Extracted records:
___
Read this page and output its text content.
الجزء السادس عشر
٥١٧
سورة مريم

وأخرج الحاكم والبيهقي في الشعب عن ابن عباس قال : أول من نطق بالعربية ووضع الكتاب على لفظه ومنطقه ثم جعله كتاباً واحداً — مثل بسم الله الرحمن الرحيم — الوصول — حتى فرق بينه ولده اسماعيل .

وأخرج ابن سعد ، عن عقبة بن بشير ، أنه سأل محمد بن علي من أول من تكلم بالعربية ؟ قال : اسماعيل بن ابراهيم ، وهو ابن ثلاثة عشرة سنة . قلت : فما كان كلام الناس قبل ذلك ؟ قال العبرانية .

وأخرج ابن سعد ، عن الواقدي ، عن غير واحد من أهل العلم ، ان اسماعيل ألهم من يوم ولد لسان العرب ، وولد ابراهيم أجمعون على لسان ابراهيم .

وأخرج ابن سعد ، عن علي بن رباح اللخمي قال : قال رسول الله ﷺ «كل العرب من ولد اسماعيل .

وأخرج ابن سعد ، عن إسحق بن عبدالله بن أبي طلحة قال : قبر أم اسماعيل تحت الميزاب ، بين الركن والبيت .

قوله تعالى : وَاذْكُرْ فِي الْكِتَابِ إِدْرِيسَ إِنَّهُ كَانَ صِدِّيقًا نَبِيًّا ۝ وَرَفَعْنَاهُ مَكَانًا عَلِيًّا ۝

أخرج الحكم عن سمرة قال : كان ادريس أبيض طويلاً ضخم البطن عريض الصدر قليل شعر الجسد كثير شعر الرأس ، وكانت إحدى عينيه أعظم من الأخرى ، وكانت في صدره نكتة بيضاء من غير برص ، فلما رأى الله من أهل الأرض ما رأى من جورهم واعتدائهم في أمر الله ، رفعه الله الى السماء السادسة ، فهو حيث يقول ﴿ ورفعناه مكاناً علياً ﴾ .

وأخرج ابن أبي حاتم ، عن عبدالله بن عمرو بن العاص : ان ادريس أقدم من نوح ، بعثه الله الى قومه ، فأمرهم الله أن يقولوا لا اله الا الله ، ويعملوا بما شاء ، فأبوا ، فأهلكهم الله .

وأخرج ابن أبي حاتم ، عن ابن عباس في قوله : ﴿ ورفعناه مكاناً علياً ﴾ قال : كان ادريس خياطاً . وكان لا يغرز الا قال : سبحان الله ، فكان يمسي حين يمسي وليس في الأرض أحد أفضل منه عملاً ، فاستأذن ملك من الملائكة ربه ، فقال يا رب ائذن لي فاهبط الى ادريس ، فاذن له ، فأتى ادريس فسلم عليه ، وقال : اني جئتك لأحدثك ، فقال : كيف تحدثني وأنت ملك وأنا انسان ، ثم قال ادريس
___
▶ _WHAT THE EXERCISE ASKS_
Show all lines in the entries above where the word "مكانا" appears.

▶ _SOLUTION BELOW_
أخرج الحكم عن سمرة قال : كان ادريس أبيض طويلاً ضخم البطن عريض الصدر قليل شعر الجسد كثير شعر الرأس ، وكانت إحدى عينيه أعظم من الأخرى ، وكانت في صدره نكتة بيضاء من غير برص ، فلما رأى الله من أهل الأرض ما رأى من جورهم واعتدائهم في أمر الله ، رفعه الله الى السماء السادسة ، فهو حيث يقول ﴿ ورفعناه مكاناً علياً ﴾ .
وأخرج ابن أبي حاتم ، عن ابن عباس في قوله : ﴿ ورفعناه مكاناً علياً ﴾ قال : كان ادريس خياطاً . وكان لا يغرز الا قال : سبحان الله ، فكان يمسي حين يمسي وليس في الأرض أحد أفضل منه عملاً ، فاستأذن ملك من الملائكة ربه ، فقال يا رب ائذن لي فاهبط الى ادريس ، فاذن له ، فأتى ادريس فسلم عليه ، وقال : اني جئتك لأحدثك ، فقال : كيف تحدثني وأنت ملك وأنا انسان ، ثم قال ادريس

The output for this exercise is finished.